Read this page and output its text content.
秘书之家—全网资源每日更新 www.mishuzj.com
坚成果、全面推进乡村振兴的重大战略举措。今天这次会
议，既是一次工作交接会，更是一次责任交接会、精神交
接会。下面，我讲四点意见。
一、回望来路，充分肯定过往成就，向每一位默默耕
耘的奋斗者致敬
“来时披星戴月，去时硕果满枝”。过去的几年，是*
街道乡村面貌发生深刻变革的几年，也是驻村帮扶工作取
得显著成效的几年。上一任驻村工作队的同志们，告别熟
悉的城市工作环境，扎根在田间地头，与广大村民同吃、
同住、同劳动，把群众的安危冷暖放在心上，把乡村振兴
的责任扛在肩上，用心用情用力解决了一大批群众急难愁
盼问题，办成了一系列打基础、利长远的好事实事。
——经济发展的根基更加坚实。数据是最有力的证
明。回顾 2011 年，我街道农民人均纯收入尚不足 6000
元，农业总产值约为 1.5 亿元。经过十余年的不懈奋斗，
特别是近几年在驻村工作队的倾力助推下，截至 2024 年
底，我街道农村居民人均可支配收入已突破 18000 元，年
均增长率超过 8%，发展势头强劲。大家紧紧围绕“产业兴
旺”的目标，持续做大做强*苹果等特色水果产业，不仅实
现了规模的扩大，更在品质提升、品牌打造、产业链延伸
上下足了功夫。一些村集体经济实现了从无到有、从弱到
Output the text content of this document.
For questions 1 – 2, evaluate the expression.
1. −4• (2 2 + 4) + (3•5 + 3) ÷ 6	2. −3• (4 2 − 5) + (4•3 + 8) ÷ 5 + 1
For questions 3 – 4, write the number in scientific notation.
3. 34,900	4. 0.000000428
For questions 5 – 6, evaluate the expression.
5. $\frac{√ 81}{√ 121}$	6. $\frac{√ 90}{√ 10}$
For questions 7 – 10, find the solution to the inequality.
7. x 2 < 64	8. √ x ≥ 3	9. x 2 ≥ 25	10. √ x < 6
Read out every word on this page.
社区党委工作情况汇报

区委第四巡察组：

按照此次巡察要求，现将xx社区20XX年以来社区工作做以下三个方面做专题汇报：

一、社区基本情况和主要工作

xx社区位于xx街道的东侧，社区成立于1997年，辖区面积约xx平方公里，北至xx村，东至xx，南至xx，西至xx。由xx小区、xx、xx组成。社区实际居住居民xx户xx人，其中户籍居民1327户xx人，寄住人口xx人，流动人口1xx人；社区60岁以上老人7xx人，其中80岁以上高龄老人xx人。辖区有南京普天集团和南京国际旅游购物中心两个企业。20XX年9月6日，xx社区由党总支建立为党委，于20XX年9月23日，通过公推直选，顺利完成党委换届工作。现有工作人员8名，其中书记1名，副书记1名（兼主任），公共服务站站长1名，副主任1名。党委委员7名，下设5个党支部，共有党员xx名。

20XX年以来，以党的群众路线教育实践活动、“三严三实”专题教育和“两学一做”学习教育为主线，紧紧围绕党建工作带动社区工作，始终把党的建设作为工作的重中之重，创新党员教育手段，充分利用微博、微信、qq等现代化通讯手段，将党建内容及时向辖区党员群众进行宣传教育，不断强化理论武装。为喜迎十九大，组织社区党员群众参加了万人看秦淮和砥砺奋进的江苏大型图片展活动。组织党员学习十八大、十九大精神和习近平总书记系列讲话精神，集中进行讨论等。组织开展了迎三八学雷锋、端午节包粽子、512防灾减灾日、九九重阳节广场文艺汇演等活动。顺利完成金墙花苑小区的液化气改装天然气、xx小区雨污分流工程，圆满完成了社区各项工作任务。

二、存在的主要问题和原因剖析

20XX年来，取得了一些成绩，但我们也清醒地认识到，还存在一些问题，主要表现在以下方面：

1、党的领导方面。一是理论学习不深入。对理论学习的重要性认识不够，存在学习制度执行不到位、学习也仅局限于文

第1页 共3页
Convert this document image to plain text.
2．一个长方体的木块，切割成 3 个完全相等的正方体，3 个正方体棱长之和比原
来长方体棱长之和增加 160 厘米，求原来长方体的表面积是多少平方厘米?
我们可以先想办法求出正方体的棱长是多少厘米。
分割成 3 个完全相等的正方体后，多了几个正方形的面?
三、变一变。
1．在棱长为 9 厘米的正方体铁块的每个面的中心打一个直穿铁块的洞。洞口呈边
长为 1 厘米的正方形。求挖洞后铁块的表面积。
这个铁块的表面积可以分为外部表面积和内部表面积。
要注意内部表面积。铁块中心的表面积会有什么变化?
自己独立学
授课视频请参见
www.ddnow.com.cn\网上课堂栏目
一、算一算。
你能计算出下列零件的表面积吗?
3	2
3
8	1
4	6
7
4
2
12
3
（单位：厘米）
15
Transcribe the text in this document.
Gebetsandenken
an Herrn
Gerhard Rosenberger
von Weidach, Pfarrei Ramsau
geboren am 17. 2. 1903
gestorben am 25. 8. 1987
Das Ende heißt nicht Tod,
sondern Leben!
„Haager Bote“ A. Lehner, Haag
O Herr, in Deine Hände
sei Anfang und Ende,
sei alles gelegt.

******

YOUR OBJECTIVE:
Make an exact copy of every line in the data.

RESULT:
Read this page and output its text content.
秘书之家—全网资源每日更新 www.mishuzj.com
坚成果、全面推进乡村振兴的重大战略举措。今天这次会
议，既是一次工作交接会，更是一次责任交接会、精神交
接会。下面，我讲四点意见。
一、回望来路，充分肯定过往成就，向每一位默默耕
耘的奋斗者致敬
“来时披星戴月，去时硕果满枝”。过去的几年，是*
街道乡村面貌发生深刻变革的几年，也是驻村帮扶工作取
得显著成效的几年。上一任驻村工作队的同志们，告别熟
悉的城市工作环境，扎根在田间地头，与广大村民同吃、
同住、同劳动，把群众的安危冷暖放在心上，把乡村振兴
的责任扛在肩上，用心用情用力解决了一大批群众急难愁
盼问题，办成了一系列打基础、利长远的好事实事。
——经济发展的根基更加坚实。数据是最有力的证
明。回顾 2011 年，我街道农民人均纯收入尚不足 6000
元，农业总产值约为 1.5 亿元。经过十余年的不懈奋斗，
特别是近几年在驻村工作队的倾力助推下，截至 2024 年
底，我街道农村居民人均可支配收入已突破 18000 元，年
均增长率超过 8%，发展势头强劲。大家紧紧围绕“产业兴
旺”的目标，持续做大做强*苹果等特色水果产业，不仅实
现了规模的扩大，更在品质提升、品牌打造、产业链延伸
上下足了功夫。一些村集体经济实现了从无到有、从弱到
Output the text content of this document.
For questions 1 – 2, evaluate the expression.
1. −4• (2 2 + 4) + (3•5 + 3) ÷ 6	2. −3• (4 2 − 5) + (4•3 + 8) ÷ 5 + 1
For questions 3 – 4, write the number in scientific notation.
3. 34,900	4. 0.000000428
For questions 5 – 6, evaluate the expression.
5. $\frac{√ 81}{√ 121}$	6. $\frac{√ 90}{√ 10}$
For questions 7 – 10, find the solution to the inequality.
7. x 2 < 64	8. √ x ≥ 3	9. x 2 ≥ 25	10. √ x < 6
Read out every word on this page.
社区党委工作情况汇报

区委第四巡察组：

按照此次巡察要求，现将xx社区20XX年以来社区工作做以下三个方面做专题汇报：

一、社区基本情况和主要工作

xx社区位于xx街道的东侧，社区成立于1997年，辖区面积约xx平方公里，北至xx村，东至xx，南至xx，西至xx。由xx小区、xx、xx组成。社区实际居住居民xx户xx人，其中户籍居民1327户xx人，寄住人口xx人，流动人口1xx人；社区60岁以上老人7xx人，其中80岁以上高龄老人xx人。辖区有南京普天集团和南京国际旅游购物中心两个企业。20XX年9月6日，xx社区由党总支建立为党委，于20XX年9月23日，通过公推直选，顺利完成党委换届工作。现有工作人员8名，其中书记1名，副书记1名（兼主任），公共服务站站长1名，副主任1名。党委委员7名，下设5个党支部，共有党员xx名。

20XX年以来，以党的群众路线教育实践活动、“三严三实”专题教育和“两学一做”学习教育为主线，紧紧围绕党建工作带动社区工作，始终把党的建设作为工作的重中之重，创新党员教育手段，充分利用微博、微信、qq等现代化通讯手段，将党建内容及时向辖区党员群众进行宣传教育，不断强化理论武装。为喜迎十九大，组织社区党员群众参加了万人看秦淮和砥砺奋进的江苏大型图片展活动。组织党员学习十八大、十九大精神和习近平总书记系列讲话精神，集中进行讨论等。组织开展了迎三八学雷锋、端午节包粽子、512防灾减灾日、九九重阳节广场文艺汇演等活动。顺利完成金墙花苑小区的液化气改装天然气、xx小区雨污分流工程，圆满完成了社区各项工作任务。

二、存在的主要问题和原因剖析

20XX年来，取得了一些成绩，但我们也清醒地认识到，还存在一些问题，主要表现在以下方面：

1、党的领导方面。一是理论学习不深入。对理论学习的重要性认识不够，存在学习制度执行不到位、学习也仅局限于文

第1页 共3页
Convert this document image to plain text.
2．一个长方体的木块，切割成 3 个完全相等的正方体，3 个正方体棱长之和比原
来长方体棱长之和增加 160 厘米，求原来长方体的表面积是多少平方厘米?
我们可以先想办法求出正方体的棱长是多少厘米。
分割成 3 个完全相等的正方体后，多了几个正方形的面?
三、变一变。
1．在棱长为 9 厘米的正方体铁块的每个面的中心打一个直穿铁块的洞。洞口呈边
长为 1 厘米的正方形。求挖洞后铁块的表面积。
这个铁块的表面积可以分为外部表面积和内部表面积。
要注意内部表面积。铁块中心的表面积会有什么变化?
自己独立学
授课视频请参见
www.ddnow.com.cn\网上课堂栏目
一、算一算。
你能计算出下列零件的表面积吗?
3	2
3
8	1
4	6
7
4
2
12
3
（单位：厘米）
15
Transcribe the text in this document.
Gebetsandenken
an Herrn
Gerhard Rosenberger
von Weidach, Pfarrei Ramsau
geboren am 17. 2. 1903
gestorben am 25. 8. 1987
Das Ende heißt nicht Tod,
sondern Leben!
„Haager Bote“ A. Lehner, Haag
O Herr, in Deine Hände
sei Anfang und Ende,
sei alles gelegt.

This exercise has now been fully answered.